start

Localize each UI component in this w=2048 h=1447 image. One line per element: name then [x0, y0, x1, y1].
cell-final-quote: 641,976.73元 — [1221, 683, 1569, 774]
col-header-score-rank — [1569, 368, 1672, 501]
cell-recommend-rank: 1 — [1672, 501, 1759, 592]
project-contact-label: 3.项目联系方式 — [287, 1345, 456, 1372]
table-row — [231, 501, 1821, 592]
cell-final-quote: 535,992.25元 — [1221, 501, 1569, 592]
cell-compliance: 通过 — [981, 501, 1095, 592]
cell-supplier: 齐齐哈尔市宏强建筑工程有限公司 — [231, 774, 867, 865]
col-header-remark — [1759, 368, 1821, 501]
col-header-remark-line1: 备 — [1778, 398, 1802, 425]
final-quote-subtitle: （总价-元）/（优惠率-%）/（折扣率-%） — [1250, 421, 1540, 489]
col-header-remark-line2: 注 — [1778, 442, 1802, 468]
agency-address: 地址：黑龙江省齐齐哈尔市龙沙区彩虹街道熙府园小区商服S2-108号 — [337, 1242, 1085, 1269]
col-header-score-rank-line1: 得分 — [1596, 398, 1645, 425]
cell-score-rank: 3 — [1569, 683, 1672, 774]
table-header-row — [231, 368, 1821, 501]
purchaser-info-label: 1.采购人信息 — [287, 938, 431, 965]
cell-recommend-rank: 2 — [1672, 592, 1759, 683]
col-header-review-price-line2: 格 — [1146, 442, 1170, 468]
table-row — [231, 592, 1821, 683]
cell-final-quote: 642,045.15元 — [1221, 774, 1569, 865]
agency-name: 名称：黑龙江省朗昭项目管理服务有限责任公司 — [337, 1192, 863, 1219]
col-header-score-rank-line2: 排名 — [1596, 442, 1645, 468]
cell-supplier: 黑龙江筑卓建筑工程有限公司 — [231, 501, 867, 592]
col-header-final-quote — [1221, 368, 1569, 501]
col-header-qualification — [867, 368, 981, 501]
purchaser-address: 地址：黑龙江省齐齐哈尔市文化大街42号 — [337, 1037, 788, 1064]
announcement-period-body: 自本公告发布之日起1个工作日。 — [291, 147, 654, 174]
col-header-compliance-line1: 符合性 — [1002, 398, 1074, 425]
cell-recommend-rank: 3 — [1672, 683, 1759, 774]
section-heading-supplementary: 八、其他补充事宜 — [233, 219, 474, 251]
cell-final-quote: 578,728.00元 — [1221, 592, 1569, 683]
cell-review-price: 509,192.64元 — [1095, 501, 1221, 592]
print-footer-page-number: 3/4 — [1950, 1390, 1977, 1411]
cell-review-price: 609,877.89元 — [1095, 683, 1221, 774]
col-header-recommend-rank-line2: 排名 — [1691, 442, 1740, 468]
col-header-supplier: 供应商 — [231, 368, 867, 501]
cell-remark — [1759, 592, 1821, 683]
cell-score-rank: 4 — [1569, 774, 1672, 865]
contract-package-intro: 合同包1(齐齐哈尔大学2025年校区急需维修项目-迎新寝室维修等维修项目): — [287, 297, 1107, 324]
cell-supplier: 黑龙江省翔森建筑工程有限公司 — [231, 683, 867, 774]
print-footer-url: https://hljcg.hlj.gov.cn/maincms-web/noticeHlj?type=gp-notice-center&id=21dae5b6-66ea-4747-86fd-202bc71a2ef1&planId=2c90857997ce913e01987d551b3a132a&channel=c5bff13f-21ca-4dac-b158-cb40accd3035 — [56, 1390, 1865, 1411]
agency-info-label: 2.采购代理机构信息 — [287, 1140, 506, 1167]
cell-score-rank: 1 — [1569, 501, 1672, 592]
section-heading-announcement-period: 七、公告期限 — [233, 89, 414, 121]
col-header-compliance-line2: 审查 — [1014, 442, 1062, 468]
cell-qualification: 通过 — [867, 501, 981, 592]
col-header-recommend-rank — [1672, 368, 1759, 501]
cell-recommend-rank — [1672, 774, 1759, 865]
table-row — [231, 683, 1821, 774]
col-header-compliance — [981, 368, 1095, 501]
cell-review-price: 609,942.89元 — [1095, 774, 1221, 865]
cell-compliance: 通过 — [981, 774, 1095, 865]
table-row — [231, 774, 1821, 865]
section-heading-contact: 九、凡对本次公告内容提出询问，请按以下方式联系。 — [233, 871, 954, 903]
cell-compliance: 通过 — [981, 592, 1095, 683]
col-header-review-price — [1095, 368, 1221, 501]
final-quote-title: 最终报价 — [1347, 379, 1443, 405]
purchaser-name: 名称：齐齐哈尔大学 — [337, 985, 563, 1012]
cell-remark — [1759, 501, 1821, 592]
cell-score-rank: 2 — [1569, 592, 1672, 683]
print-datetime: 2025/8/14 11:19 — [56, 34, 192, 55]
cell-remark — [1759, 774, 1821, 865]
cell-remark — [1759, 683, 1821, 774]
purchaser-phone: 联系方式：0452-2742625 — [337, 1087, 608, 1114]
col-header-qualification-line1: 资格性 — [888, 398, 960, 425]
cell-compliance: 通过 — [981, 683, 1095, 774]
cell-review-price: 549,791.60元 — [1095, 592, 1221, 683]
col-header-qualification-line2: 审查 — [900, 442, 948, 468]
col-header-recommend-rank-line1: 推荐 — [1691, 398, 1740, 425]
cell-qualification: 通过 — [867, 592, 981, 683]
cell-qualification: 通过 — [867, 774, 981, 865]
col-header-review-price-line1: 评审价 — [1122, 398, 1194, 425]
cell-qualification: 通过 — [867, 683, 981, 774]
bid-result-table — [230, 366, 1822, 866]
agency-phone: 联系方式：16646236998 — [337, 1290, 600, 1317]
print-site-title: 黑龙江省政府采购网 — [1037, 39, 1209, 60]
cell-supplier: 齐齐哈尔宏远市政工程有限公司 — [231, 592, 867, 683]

end

Task to carry out: Reproduce word for word the lines of the items above, from the very first line through the line that contains "col-header-remark-line1: 备 —", with both of those lines included.

Solved exercise:
Localize each UI component in this w=2048 h=1447 image. One line per element: name then [x0, y0, x1, y1].
cell-final-quote: 641,976.73元 — [1221, 683, 1569, 774]
col-header-score-rank — [1569, 368, 1672, 501]
cell-recommend-rank: 1 — [1672, 501, 1759, 592]
project-contact-label: 3.项目联系方式 — [287, 1345, 456, 1372]
table-row — [231, 501, 1821, 592]
cell-final-quote: 535,992.25元 — [1221, 501, 1569, 592]
cell-compliance: 通过 — [981, 501, 1095, 592]
cell-supplier: 齐齐哈尔市宏强建筑工程有限公司 — [231, 774, 867, 865]
col-header-remark — [1759, 368, 1821, 501]
col-header-remark-line1: 备 — [1778, 398, 1802, 425]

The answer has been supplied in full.